SET PROBLEM A:
Reproduce the rows below verbatim. Begin at the row containing "triangle-down-icon[interactable] xyxy=(1414,224,1454,250)" and stop after the row containing "time-readout: 时间： 2020-04-21".

Public Values and Public Interest: Counterbalancing Economic Individualism

By Barry Bozeman | Go to book overview

CHAPTER ONE
THE PRIVATIZATION
OF PUBLIC VALUE

It is in vain to say that enlightened statesmen will be able to adjust these
clashing interests, and render them all subservient to the public good.

—JAMES MADISON, The Federalist No. 10

No deliberation of politics and political theory claims a more venerable heritage than the dialogues on the existence, nature, and requirements of the “public interest” or the “common good.” In Aristotle's Politics, the “common interest” (to koinei sympheron) is the rationale for proper constitutions; St. Thomas Aquinas in Summa Theologiae identifies the common good (bonum commune) as the worthy goal of government; Locke's Second Treatise of Government declares that “the peace, safety, and public good of the people” are the transcendent political purposes.

Saved data entries:
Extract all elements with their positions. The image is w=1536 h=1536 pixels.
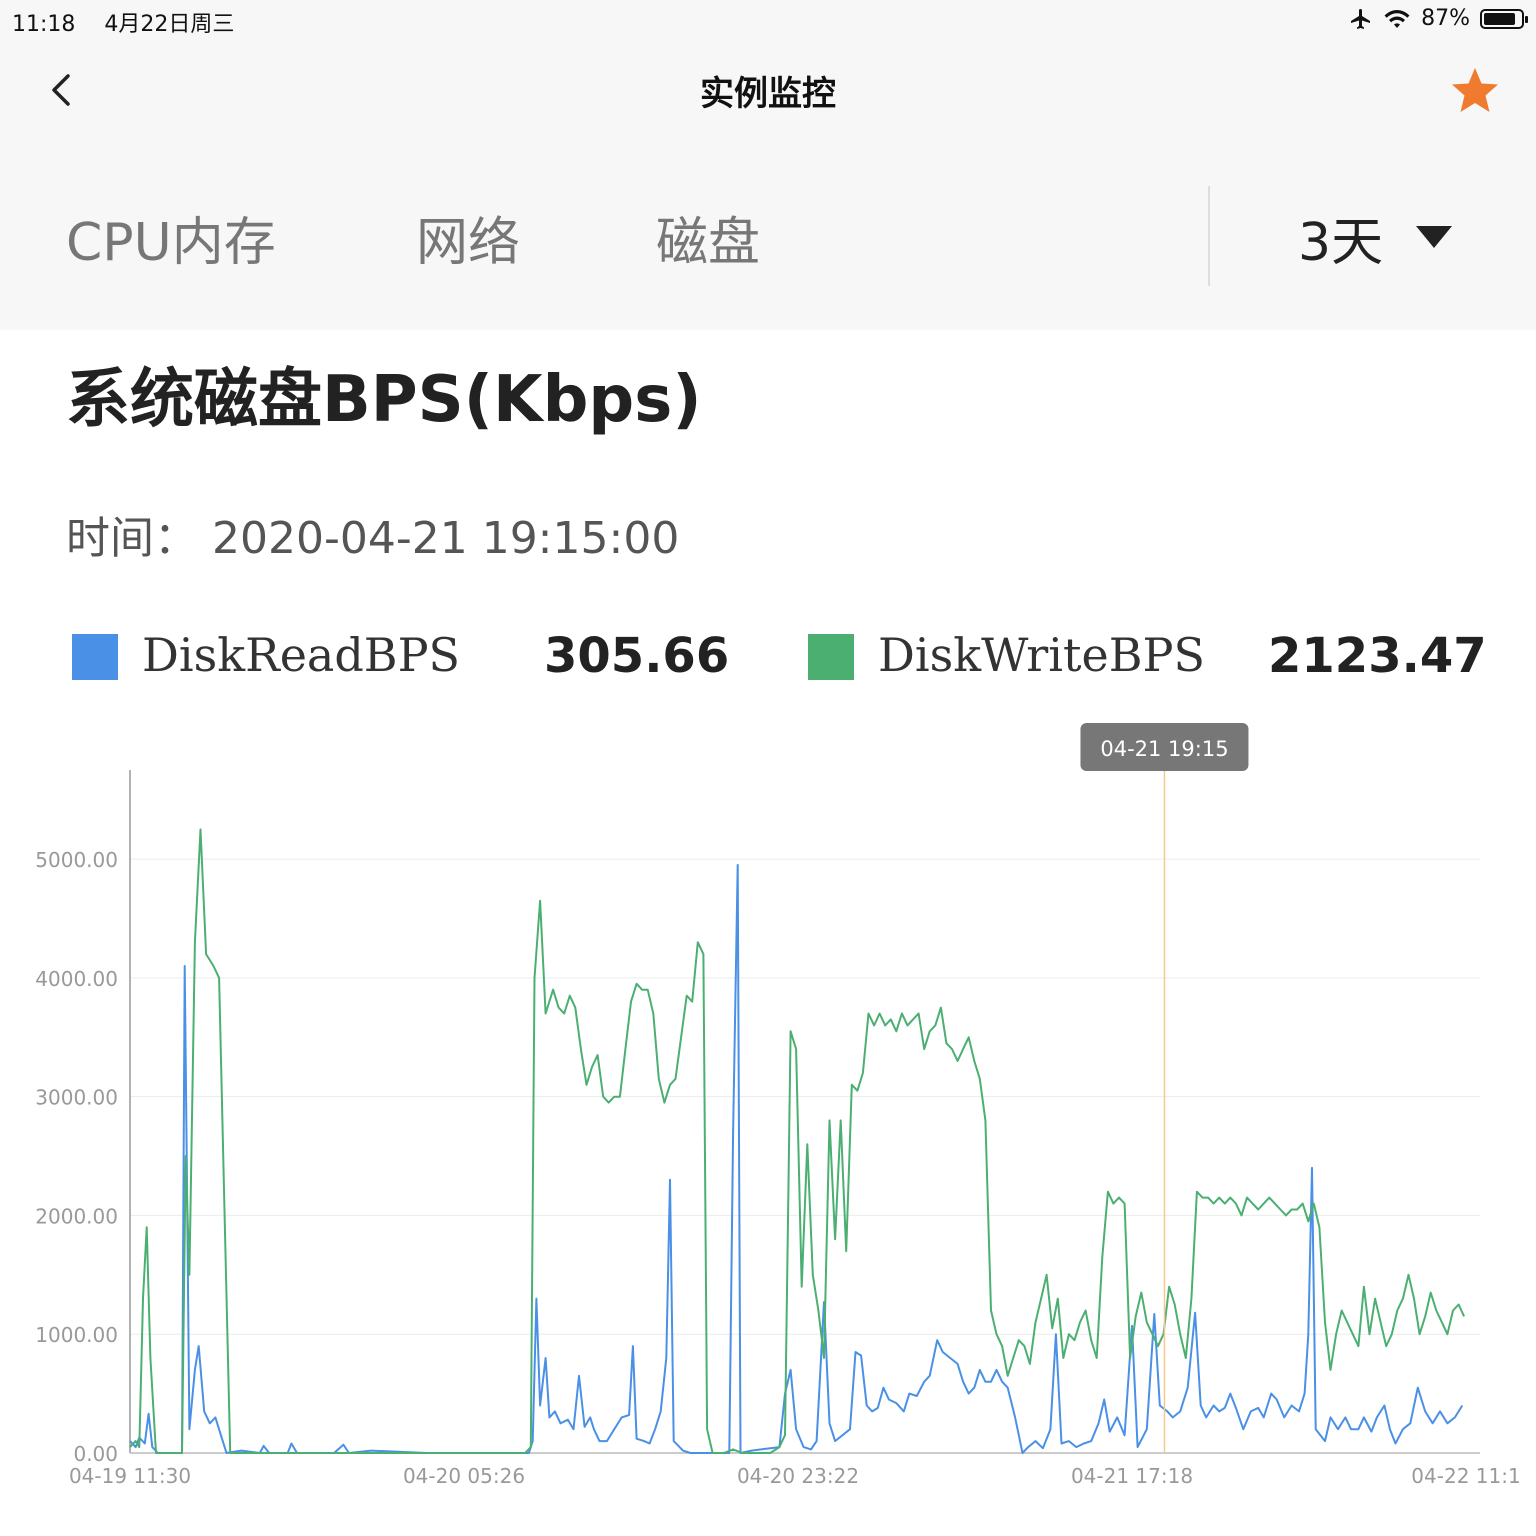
triangle-down-icon[interactable] xyxy=(1414,224,1454,250)
legend-value-write: 2123.47 xyxy=(1268,628,1487,684)
series-line-DiskWriteBPS xyxy=(129,828,1466,1454)
battery-icon xyxy=(1480,8,1528,29)
battery-percent: 87% xyxy=(1421,6,1470,31)
tab-disk[interactable]: 磁盘 xyxy=(656,213,761,273)
tab-divider xyxy=(1208,186,1210,286)
y-tick-label: 0.00 xyxy=(73,1442,118,1466)
time-value: 2020-04-21 19:15:00 xyxy=(212,513,680,564)
cursor-tooltip xyxy=(1080,723,1249,771)
legend-swatch-read xyxy=(72,634,118,680)
legend-value-read: 305.66 xyxy=(544,628,730,684)
page-title: 实例监控 xyxy=(700,74,836,114)
x-tick-label: 04-19 11:30 xyxy=(69,1464,191,1488)
x-tick-label: 04-20 05:26 xyxy=(403,1464,525,1488)
time-readout: 时间： 2020-04-21 19:15:00 xyxy=(66,502,679,566)
y-tick-label: 3000.00 xyxy=(35,1086,118,1110)
series-line-DiskReadBPS xyxy=(129,864,1464,1454)
y-tick-label: 1000.00 xyxy=(35,1323,118,1347)
airplane-icon xyxy=(1351,8,1371,29)
status-date: 4月22日周三 xyxy=(104,12,235,37)
status-bar-right: 87% xyxy=(1349,6,1528,31)
header-zone xyxy=(0,0,1536,330)
disk-bps-chart[interactable]: 0.00 1000.00 2000.00 3000.00 4000.00 5000.00 0… xyxy=(0,700,1536,1510)
legend-name-write: DiskWriteBPS xyxy=(878,628,1205,682)
star-icon xyxy=(1452,68,1498,112)
y-tick-label: 5000.00 xyxy=(35,848,118,872)
y-tick-label: 2000.00 xyxy=(35,1204,118,1228)
cursor-label: 04-21 19:15 xyxy=(1100,737,1228,761)
y-tick-label: 4000.00 xyxy=(35,967,118,991)
x-tick-label: 04-22 11:1 xyxy=(1411,1464,1520,1488)
status-time: 11:18 xyxy=(12,12,76,37)
x-tick-label: 04-21 17:18 xyxy=(1071,1464,1193,1488)
wifi-icon xyxy=(1384,9,1410,28)
chart-title: 系统磁盘BPS(Kbps) xyxy=(66,363,702,437)
legend-swatch-write xyxy=(808,634,854,680)
favorite-button[interactable] xyxy=(1448,64,1502,118)
status-bar-left: 11:18 4月22日周三 xyxy=(12,6,234,38)
tab-cpu-memory[interactable]: CPU内存 xyxy=(66,213,276,273)
back-button[interactable] xyxy=(40,62,80,118)
legend-name-read: DiskReadBPS xyxy=(142,628,461,682)
tab-network[interactable]: 网络 xyxy=(416,213,521,273)
period-select[interactable]: 3天 xyxy=(1298,213,1384,273)
x-tick-label: 04-20 23:22 xyxy=(737,1464,859,1488)
chevron-left-icon xyxy=(52,74,70,106)
time-label: 时间： xyxy=(66,513,198,564)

SET PROBLEM B:
Answer these questions about the book excerpt on public values above:
(i) Which Federalist paper is the source of the opening quotation?
(ii) What Latin term does the excerpt give for the common good in Summa Theologiae?
(iii) In which work is the "common interest" called the rationale for proper constitutions?

PROBLEM SOLUTION A:
triangle-down-icon[interactable] xyxy=(1414,224,1454,250)
legend-value-write: 2123.47 xyxy=(1268,628,1487,684)
series-line-DiskWriteBPS xyxy=(129,828,1466,1454)
battery-icon xyxy=(1480,8,1528,29)
battery-percent: 87% xyxy=(1421,6,1470,31)
tab-disk[interactable]: 磁盘 xyxy=(656,213,761,273)
tab-divider xyxy=(1208,186,1210,286)
y-tick-label: 0.00 xyxy=(73,1442,118,1466)
time-value: 2020-04-21 19:15:00 xyxy=(212,513,680,564)
cursor-tooltip xyxy=(1080,723,1249,771)
legend-swatch-read xyxy=(72,634,118,680)
legend-value-read: 305.66 xyxy=(544,628,730,684)
page-title: 实例监控 xyxy=(700,74,836,114)
x-tick-label: 04-19 11:30 xyxy=(69,1464,191,1488)
x-tick-label: 04-20 05:26 xyxy=(403,1464,525,1488)
time-readout: 时间： 2020-04-21 19:15:00 xyxy=(66,502,679,566)

PROBLEM SOLUTION B:
(i) The Federalist No. 10
(ii) Bonum commune
(iii) Aristotle's Politics